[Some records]

----

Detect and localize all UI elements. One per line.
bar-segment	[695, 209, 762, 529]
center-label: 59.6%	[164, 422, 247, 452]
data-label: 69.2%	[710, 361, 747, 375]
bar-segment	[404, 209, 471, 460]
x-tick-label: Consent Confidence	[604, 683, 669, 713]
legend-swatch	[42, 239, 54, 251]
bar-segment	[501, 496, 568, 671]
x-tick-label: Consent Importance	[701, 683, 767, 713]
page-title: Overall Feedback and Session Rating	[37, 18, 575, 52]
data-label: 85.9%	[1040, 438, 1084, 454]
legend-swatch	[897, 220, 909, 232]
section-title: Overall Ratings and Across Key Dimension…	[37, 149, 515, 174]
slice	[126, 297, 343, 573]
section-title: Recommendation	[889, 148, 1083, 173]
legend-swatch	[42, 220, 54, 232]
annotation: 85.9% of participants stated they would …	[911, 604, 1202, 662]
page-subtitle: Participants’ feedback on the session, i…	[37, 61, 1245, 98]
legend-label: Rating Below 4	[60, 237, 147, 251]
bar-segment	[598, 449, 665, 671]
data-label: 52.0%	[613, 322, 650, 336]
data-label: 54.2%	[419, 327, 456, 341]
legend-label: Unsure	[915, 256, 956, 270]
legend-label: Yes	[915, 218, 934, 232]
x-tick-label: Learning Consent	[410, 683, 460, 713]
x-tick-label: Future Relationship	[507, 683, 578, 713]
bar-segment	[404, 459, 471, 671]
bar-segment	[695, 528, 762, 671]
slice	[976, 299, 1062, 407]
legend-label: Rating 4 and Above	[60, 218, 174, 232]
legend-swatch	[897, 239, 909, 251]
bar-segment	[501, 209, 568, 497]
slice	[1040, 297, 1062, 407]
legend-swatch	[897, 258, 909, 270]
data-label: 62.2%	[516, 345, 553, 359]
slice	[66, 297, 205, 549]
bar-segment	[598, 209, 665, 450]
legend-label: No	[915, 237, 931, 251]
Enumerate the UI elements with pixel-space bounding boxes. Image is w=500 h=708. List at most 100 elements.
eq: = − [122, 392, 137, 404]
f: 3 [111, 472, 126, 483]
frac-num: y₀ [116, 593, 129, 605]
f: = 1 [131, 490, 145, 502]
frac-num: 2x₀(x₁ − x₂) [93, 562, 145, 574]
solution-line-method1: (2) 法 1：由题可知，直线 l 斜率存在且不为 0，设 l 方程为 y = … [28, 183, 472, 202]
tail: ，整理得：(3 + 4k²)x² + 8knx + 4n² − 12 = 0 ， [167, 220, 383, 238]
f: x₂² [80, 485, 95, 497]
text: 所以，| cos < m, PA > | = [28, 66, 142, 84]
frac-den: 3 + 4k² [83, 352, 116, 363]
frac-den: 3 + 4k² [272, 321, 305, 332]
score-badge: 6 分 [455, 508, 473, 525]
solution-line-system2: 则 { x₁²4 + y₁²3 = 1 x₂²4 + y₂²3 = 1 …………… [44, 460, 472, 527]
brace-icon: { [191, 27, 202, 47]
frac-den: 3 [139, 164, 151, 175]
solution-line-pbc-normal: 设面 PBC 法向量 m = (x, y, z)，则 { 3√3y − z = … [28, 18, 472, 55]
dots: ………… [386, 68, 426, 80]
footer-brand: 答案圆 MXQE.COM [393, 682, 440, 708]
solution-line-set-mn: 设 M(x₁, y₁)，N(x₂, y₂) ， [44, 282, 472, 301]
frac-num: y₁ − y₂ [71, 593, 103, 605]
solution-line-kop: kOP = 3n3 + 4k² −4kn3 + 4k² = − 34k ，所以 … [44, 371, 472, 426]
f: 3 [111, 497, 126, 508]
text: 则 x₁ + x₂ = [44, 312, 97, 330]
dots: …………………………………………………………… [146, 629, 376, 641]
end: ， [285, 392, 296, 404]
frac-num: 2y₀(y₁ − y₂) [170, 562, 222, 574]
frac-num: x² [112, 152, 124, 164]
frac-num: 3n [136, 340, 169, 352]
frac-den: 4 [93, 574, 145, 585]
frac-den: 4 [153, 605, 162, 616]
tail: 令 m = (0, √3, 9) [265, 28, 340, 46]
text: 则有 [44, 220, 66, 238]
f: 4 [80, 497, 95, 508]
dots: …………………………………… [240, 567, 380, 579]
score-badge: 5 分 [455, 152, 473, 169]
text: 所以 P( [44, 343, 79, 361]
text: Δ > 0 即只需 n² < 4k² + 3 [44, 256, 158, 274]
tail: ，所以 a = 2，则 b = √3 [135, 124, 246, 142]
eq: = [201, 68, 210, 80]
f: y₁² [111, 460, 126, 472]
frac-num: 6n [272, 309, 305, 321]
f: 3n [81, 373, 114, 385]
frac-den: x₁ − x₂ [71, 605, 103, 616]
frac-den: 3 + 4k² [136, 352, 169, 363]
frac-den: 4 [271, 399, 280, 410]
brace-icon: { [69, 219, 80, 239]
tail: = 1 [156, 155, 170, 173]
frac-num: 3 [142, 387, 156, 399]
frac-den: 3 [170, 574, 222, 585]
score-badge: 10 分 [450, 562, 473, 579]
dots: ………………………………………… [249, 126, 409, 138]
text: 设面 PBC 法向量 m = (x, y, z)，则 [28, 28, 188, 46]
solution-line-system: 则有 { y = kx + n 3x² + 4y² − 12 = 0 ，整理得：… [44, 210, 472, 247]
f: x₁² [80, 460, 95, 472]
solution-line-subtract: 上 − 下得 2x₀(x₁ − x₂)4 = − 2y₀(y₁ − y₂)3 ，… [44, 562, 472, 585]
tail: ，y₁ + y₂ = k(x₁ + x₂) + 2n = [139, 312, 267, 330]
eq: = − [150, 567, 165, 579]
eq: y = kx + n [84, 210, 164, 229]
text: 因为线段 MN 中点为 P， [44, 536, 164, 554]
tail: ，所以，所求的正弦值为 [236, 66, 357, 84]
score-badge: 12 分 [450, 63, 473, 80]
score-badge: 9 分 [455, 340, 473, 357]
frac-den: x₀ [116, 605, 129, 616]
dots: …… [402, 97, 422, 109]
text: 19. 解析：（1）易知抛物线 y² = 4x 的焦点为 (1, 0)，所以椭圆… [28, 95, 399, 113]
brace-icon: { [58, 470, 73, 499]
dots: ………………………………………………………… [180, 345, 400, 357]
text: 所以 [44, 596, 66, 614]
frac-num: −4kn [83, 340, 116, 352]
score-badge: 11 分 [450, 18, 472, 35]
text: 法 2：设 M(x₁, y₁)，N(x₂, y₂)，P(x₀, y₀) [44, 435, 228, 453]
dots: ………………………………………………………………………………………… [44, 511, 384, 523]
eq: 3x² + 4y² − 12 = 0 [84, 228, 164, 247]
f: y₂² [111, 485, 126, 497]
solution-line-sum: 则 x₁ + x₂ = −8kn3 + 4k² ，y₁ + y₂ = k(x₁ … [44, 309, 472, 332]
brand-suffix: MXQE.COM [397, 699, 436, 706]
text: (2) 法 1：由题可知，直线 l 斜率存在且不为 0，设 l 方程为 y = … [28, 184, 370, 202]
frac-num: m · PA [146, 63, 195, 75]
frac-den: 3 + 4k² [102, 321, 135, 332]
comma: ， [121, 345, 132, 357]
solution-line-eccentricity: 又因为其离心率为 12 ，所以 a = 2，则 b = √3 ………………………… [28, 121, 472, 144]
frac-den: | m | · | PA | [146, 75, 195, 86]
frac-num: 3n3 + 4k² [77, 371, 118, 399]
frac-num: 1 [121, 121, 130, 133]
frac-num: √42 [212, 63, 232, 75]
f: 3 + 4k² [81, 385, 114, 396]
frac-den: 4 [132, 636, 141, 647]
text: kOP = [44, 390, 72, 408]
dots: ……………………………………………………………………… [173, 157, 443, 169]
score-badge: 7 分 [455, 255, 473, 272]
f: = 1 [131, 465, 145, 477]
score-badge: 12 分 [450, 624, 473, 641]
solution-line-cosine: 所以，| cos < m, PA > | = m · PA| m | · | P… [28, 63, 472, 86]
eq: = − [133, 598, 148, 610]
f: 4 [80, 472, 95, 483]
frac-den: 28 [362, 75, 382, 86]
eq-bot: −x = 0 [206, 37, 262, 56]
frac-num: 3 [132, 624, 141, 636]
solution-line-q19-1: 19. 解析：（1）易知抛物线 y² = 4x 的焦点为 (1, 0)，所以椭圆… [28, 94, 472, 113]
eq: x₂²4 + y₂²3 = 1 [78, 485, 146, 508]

----

● **DIRECTIONS**
Write out the material word for word, from its first line through the line containing "683, 767, 713]", with both of those lines included.

● **TASK SOLUTION**
Detect and localize all UI elements. One per line.
bar-segment	[695, 209, 762, 529]
center-label: 59.6%	[164, 422, 247, 452]
data-label: 69.2%	[710, 361, 747, 375]
bar-segment	[404, 209, 471, 460]
x-tick-label: Consent Confidence	[604, 683, 669, 713]
legend-swatch	[42, 239, 54, 251]
bar-segment	[501, 496, 568, 671]
x-tick-label: Consent Importance	[701, 683, 767, 713]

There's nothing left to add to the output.